[What the task requires] Filter these entries so that only lines with the word "this" remain.

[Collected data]
[START]
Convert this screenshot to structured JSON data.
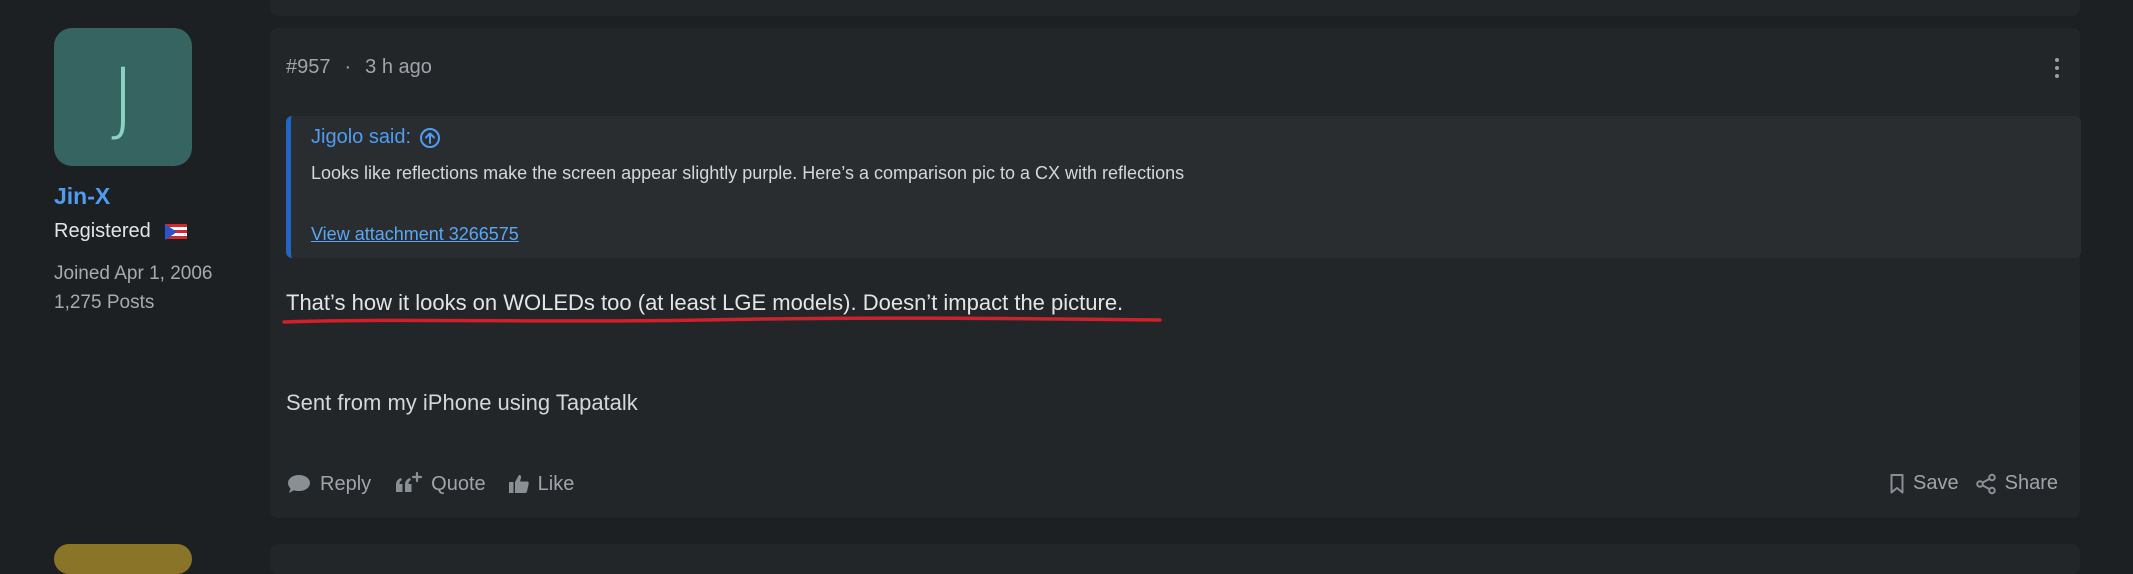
{
  "author": {
    "avatar_letter": "J",
    "avatar_color": "#366461",
    "username": "Jin-X",
    "role": "Registered",
    "joined": "Joined Apr 1, 2006",
    "posts": "1,275 Posts",
    "flag_icon": "puerto-rico-flag-icon"
  },
  "post": {
    "number": "#957",
    "separator": "·",
    "time": "3 h ago",
    "quote": {
      "author": "Jigolo said:",
      "text": "Looks like reflections make the screen appear slightly purple. Here’s a comparison pic to a CX with reflections",
      "attachment_link": "View attachment 3266575"
    },
    "body": "That’s how it looks on WOLEDs too (at least LGE models). Doesn’t impact the picture.",
    "signature": "Sent from my iPhone using Tapatalk"
  },
  "actions": {
    "reply": "Reply",
    "quote": "Quote",
    "like": "Like",
    "save": "Save",
    "share": "Share"
  },
  "colors": {
    "background": "#1c2022",
    "card": "#232628",
    "accent": "#4f9cf2",
    "quote_border": "#2266c4",
    "annotation_red": "#d0202a"
  }
}
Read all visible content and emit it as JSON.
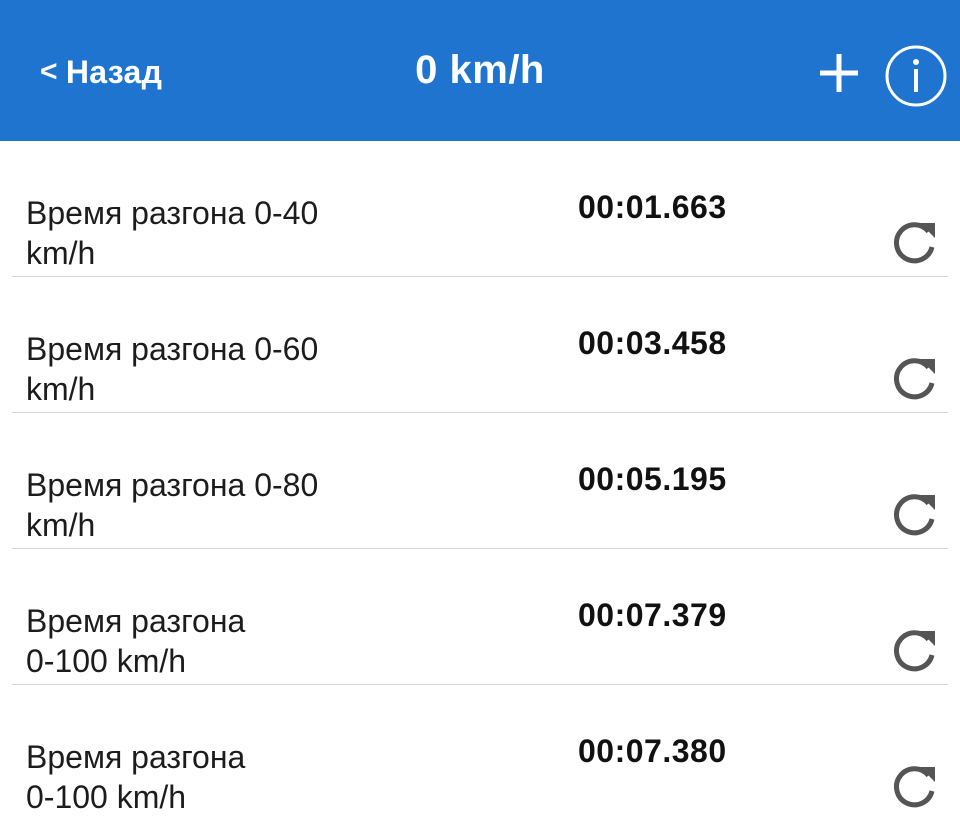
{
  "header": {
    "back_chevron": "<",
    "back_label": "Назад",
    "title": "0 km/h",
    "add_icon": "plus-icon",
    "info_icon": "info-icon"
  },
  "colors": {
    "header_bg": "#1f74cf",
    "header_text": "#ffffff",
    "divider": "#d4d4d4",
    "icon_gray": "#555555"
  },
  "rows": [
    {
      "label": "Время разгона  0-40\nkm/h",
      "value": "00:01.663",
      "action_icon": "refresh-icon"
    },
    {
      "label": "Время разгона  0-60\nkm/h",
      "value": "00:03.458",
      "action_icon": "refresh-icon"
    },
    {
      "label": "Время разгона  0-80\nkm/h",
      "value": "00:05.195",
      "action_icon": "refresh-icon"
    },
    {
      "label": "Время разгона\n0-100 km/h",
      "value": "00:07.379",
      "action_icon": "refresh-icon"
    },
    {
      "label": "Время разгона\n0-100 km/h",
      "value": "00:07.380",
      "action_icon": "refresh-icon"
    }
  ]
}
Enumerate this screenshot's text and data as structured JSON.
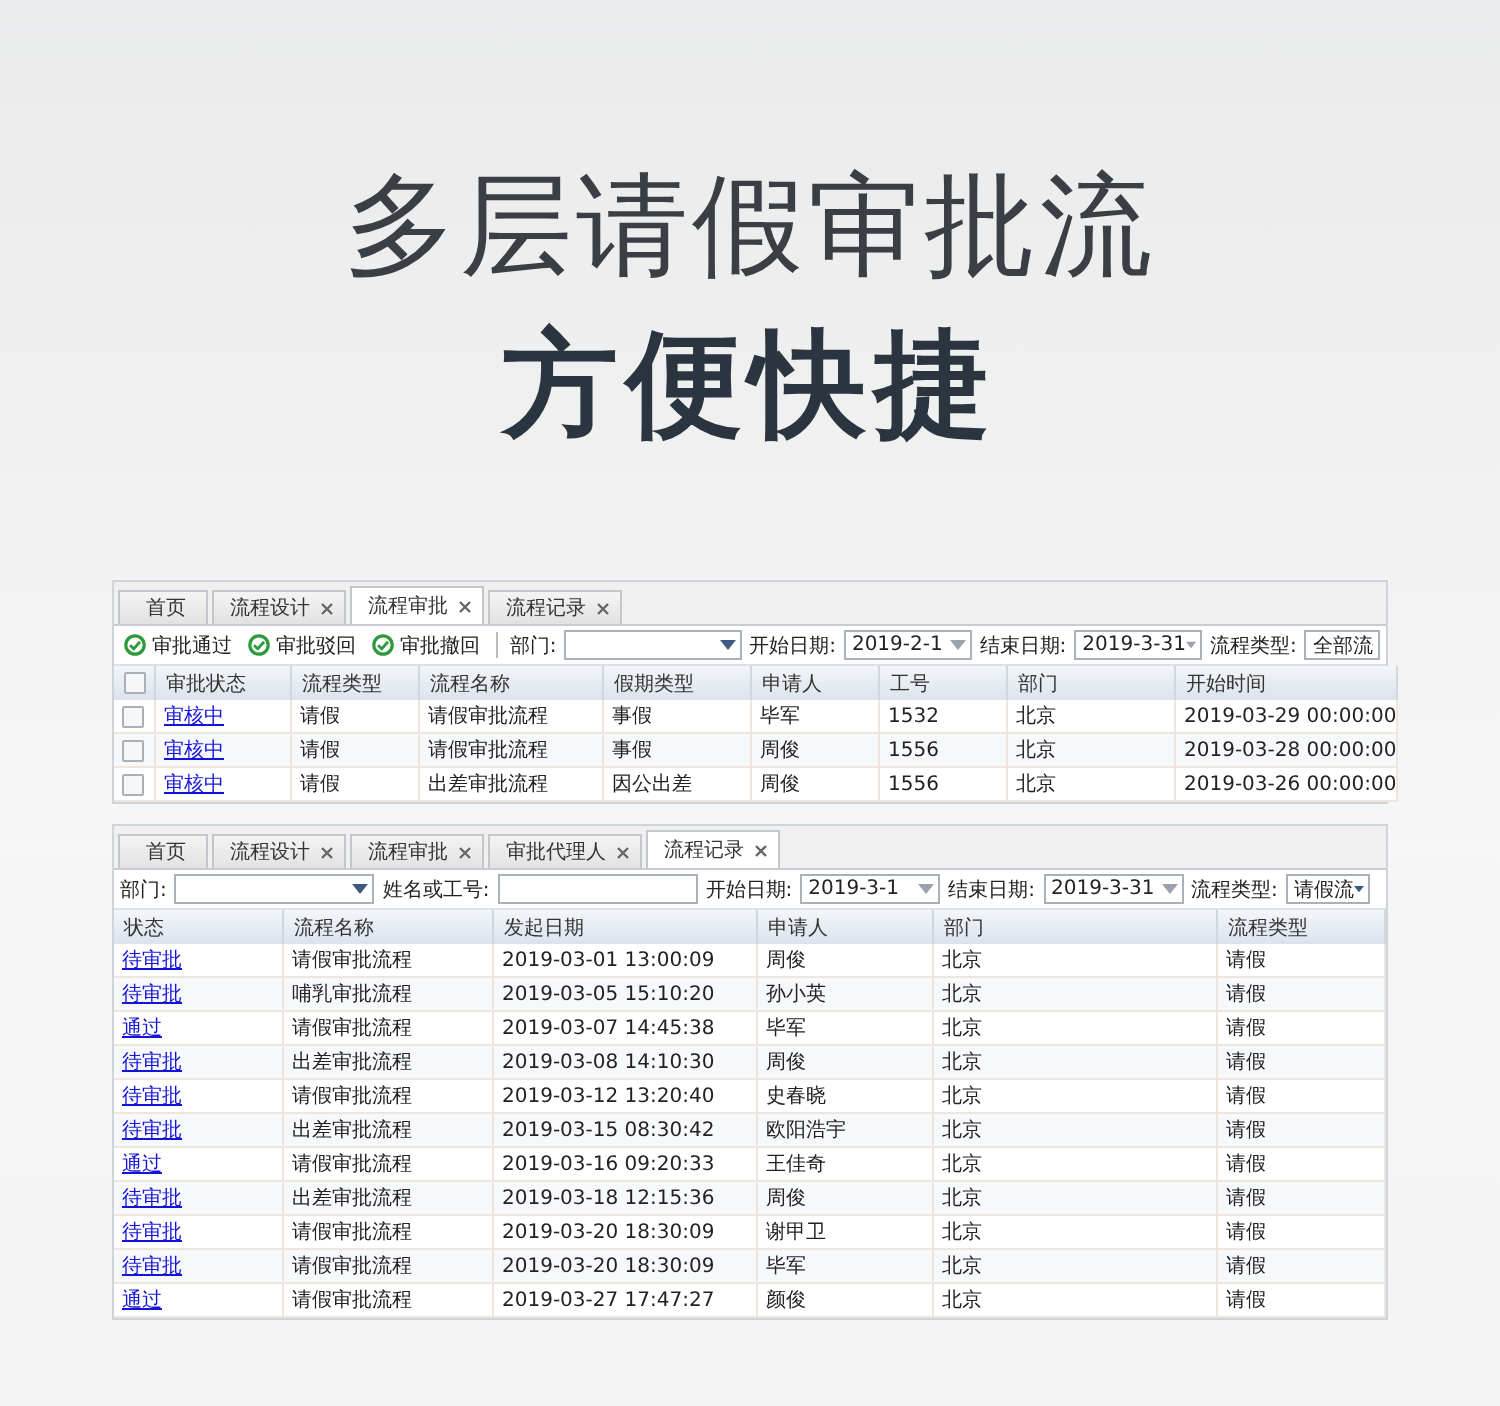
{
  "headline": {
    "line1": "多层请假审批流",
    "line2": "方便快捷"
  },
  "approval_panel": {
    "tabs": [
      {
        "label": "首页",
        "selected": false,
        "closable": false
      },
      {
        "label": "流程设计",
        "selected": false,
        "closable": true
      },
      {
        "label": "流程审批",
        "selected": true,
        "closable": true
      },
      {
        "label": "流程记录",
        "selected": false,
        "closable": true
      }
    ],
    "actions": [
      "审批通过",
      "审批驳回",
      "审批撤回"
    ],
    "filters": [
      {
        "label": "部门:",
        "kind": "select"
      },
      {
        "label": "开始日期:",
        "kind": "date",
        "value": "2019-2-1"
      },
      {
        "label": "结束日期:",
        "kind": "date",
        "value": "2019-3-31"
      },
      {
        "label": "流程类型:",
        "kind": "select",
        "value": "全部流"
      }
    ],
    "header_checked": false,
    "columns": [
      "审批状态",
      "流程类型",
      "流程名称",
      "假期类型",
      "申请人",
      "工号",
      "部门",
      "开始时间"
    ],
    "rows": [
      {
        "checked": false,
        "cells": [
          "审核中",
          "请假",
          "请假审批流程",
          "事假",
          "毕军",
          "1532",
          "北京",
          "2019-03-29 00:00:00"
        ]
      },
      {
        "checked": false,
        "cells": [
          "审核中",
          "请假",
          "请假审批流程",
          "事假",
          "周俊",
          "1556",
          "北京",
          "2019-03-28 00:00:00"
        ]
      },
      {
        "checked": false,
        "cells": [
          "审核中",
          "请假",
          "出差审批流程",
          "因公出差",
          "周俊",
          "1556",
          "北京",
          "2019-03-26 00:00:00"
        ]
      }
    ]
  },
  "record_panel": {
    "tabs": [
      {
        "label": "首页",
        "selected": false,
        "closable": false
      },
      {
        "label": "流程设计",
        "selected": false,
        "closable": true
      },
      {
        "label": "流程审批",
        "selected": false,
        "closable": true
      },
      {
        "label": "审批代理人",
        "selected": false,
        "closable": true
      },
      {
        "label": "流程记录",
        "selected": true,
        "closable": true
      }
    ],
    "filters": [
      {
        "label": "部门:",
        "kind": "select"
      },
      {
        "label": "姓名或工号:",
        "kind": "text"
      },
      {
        "label": "开始日期:",
        "kind": "date",
        "value": "2019-3-1"
      },
      {
        "label": "结束日期:",
        "kind": "date",
        "value": "2019-3-31"
      },
      {
        "label": "流程类型:",
        "kind": "select",
        "value": "请假流"
      }
    ],
    "columns": [
      "状态",
      "流程名称",
      "发起日期",
      "申请人",
      "部门",
      "流程类型"
    ],
    "rows": [
      [
        "待审批",
        "请假审批流程",
        "2019-03-01 13:00:09",
        "周俊",
        "北京",
        "请假"
      ],
      [
        "待审批",
        "哺乳审批流程",
        "2019-03-05 15:10:20",
        "孙小英",
        "北京",
        "请假"
      ],
      [
        "通过",
        "请假审批流程",
        "2019-03-07 14:45:38",
        "毕军",
        "北京",
        "请假"
      ],
      [
        "待审批",
        "出差审批流程",
        "2019-03-08 14:10:30",
        "周俊",
        "北京",
        "请假"
      ],
      [
        "待审批",
        "请假审批流程",
        "2019-03-12 13:20:40",
        "史春晓",
        "北京",
        "请假"
      ],
      [
        "待审批",
        "出差审批流程",
        "2019-03-15 08:30:42",
        "欧阳浩宇",
        "北京",
        "请假"
      ],
      [
        "通过",
        "请假审批流程",
        "2019-03-16 09:20:33",
        "王佳奇",
        "北京",
        "请假"
      ],
      [
        "待审批",
        "出差审批流程",
        "2019-03-18 12:15:36",
        "周俊",
        "北京",
        "请假"
      ],
      [
        "待审批",
        "请假审批流程",
        "2019-03-20 18:30:09",
        "谢甲卫",
        "北京",
        "请假"
      ],
      [
        "待审批",
        "请假审批流程",
        "2019-03-20 18:30:09",
        "毕军",
        "北京",
        "请假"
      ],
      [
        "通过",
        "请假审批流程",
        "2019-03-27 17:47:27",
        "颜俊",
        "北京",
        "请假"
      ]
    ]
  }
}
[END]
[Written answer]
Convert this screenshot to structured JSON data.
Enumerate this screenshot's text and data as structured JSON.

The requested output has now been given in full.